#### Excerpted records

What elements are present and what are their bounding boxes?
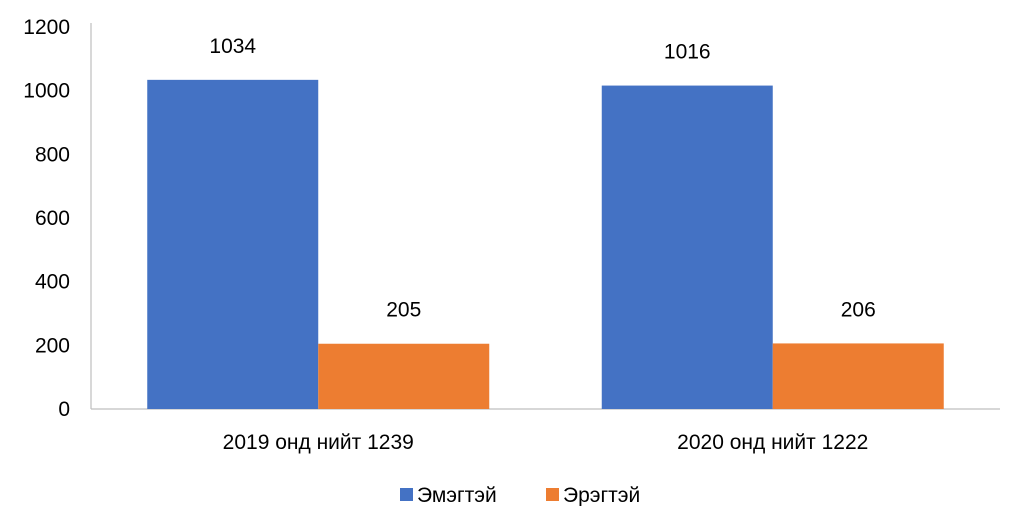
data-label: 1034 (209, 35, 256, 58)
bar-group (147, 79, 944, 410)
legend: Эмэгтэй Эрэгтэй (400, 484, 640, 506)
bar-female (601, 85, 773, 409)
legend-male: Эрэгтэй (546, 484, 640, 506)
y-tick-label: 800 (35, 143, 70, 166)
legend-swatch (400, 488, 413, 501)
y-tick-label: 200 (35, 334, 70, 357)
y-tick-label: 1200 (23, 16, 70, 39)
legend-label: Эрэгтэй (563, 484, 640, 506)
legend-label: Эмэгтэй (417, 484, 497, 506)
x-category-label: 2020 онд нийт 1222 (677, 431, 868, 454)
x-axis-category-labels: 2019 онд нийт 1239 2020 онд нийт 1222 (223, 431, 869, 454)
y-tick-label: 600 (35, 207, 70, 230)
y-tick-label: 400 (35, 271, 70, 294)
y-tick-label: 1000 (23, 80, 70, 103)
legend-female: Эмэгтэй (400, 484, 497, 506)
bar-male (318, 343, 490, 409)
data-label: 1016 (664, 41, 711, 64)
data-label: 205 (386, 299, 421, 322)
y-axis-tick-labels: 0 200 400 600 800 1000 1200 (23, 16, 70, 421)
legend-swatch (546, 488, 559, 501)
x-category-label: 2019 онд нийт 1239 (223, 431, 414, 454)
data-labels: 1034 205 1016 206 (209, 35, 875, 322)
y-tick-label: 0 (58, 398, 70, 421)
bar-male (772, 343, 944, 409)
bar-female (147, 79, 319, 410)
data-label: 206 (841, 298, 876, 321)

########
#### Excerpted records

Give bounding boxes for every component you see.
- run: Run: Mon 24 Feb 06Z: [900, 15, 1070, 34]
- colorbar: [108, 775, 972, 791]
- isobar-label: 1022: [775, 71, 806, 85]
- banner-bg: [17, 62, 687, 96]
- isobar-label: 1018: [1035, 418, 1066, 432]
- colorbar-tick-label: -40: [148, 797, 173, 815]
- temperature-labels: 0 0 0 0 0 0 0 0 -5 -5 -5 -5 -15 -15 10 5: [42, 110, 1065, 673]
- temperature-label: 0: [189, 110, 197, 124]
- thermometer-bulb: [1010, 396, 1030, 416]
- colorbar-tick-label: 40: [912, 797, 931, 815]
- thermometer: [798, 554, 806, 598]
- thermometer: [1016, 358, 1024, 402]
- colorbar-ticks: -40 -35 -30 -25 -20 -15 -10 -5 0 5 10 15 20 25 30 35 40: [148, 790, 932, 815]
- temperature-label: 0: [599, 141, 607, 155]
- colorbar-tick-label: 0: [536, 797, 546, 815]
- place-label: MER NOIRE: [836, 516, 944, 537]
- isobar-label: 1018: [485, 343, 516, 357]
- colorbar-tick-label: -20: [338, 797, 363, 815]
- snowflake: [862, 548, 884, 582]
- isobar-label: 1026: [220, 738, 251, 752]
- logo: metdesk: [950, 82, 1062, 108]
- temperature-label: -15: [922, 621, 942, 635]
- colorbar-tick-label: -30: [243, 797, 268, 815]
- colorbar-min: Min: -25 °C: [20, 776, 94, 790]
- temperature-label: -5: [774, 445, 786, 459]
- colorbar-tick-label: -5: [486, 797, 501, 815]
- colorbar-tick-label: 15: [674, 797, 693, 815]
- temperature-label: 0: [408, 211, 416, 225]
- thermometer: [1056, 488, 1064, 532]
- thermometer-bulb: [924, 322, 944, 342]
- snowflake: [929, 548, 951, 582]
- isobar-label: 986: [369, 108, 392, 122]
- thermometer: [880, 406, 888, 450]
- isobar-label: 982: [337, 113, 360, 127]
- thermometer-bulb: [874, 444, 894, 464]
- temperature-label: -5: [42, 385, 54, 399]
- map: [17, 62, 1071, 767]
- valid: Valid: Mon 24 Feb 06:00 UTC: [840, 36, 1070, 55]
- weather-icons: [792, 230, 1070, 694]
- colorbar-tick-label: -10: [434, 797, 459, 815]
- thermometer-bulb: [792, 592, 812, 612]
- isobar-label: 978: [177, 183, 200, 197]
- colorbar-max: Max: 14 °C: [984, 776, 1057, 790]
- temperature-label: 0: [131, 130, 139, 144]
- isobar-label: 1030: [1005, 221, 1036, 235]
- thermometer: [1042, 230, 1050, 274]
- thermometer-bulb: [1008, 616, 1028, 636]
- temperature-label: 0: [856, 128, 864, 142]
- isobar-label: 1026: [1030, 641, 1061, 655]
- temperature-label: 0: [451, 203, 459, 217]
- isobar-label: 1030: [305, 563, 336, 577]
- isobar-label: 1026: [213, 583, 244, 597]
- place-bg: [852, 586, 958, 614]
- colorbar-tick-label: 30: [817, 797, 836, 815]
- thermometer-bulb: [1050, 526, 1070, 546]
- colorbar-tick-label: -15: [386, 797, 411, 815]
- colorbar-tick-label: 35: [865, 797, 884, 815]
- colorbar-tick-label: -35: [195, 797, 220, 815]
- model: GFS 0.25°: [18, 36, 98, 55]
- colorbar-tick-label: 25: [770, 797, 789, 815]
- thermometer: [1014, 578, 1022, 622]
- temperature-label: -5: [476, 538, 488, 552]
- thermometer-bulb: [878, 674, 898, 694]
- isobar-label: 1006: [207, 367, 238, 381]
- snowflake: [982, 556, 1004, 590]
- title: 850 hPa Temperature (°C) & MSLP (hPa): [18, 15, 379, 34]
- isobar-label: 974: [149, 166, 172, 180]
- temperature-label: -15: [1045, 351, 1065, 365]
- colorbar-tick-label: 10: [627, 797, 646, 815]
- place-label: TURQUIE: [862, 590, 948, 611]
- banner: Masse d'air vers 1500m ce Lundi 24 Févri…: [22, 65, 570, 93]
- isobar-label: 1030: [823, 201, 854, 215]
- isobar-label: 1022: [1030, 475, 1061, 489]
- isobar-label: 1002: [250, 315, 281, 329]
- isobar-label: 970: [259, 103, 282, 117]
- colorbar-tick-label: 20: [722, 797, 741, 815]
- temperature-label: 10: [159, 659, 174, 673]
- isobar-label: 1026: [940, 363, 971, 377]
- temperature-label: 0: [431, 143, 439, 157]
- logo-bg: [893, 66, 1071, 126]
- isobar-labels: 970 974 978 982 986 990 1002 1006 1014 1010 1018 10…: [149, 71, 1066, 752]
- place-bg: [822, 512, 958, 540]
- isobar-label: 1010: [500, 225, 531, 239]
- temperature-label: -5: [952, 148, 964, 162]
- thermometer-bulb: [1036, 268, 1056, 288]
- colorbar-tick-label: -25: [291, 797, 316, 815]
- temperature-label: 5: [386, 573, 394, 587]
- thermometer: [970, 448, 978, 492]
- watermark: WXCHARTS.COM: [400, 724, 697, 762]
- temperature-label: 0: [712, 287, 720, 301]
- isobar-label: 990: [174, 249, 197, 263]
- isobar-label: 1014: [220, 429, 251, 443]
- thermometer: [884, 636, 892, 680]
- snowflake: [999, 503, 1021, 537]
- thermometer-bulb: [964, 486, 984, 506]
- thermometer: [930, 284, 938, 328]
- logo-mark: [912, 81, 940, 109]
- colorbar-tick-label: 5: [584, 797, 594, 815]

########

Work to do
Print the stretch of rows from the line containing "data-label: 1034 (209, 35, 256, 58)" through the line containing "data-label: 205 (386, 299, 421, 322)", reproducing each line without alteration.

Final answer
data-label: 1034 (209, 35, 256, 58)
bar-group (147, 79, 944, 410)
legend: Эмэгтэй Эрэгтэй (400, 484, 640, 506)
bar-female (601, 85, 773, 409)
legend-male: Эрэгтэй (546, 484, 640, 506)
y-tick-label: 800 (35, 143, 70, 166)
legend-swatch (400, 488, 413, 501)
y-tick-label: 200 (35, 334, 70, 357)
y-tick-label: 1200 (23, 16, 70, 39)
legend-label: Эрэгтэй (563, 484, 640, 506)
legend-label: Эмэгтэй (417, 484, 497, 506)
x-category-label: 2020 онд нийт 1222 (677, 431, 868, 454)
x-axis-category-labels: 2019 онд нийт 1239 2020 онд нийт 1222 (223, 431, 869, 454)
y-tick-label: 600 (35, 207, 70, 230)
y-tick-label: 400 (35, 271, 70, 294)
y-tick-label: 1000 (23, 80, 70, 103)
legend-female: Эмэгтэй (400, 484, 497, 506)
bar-male (318, 343, 490, 409)
data-label: 1016 (664, 41, 711, 64)
data-label: 205 (386, 299, 421, 322)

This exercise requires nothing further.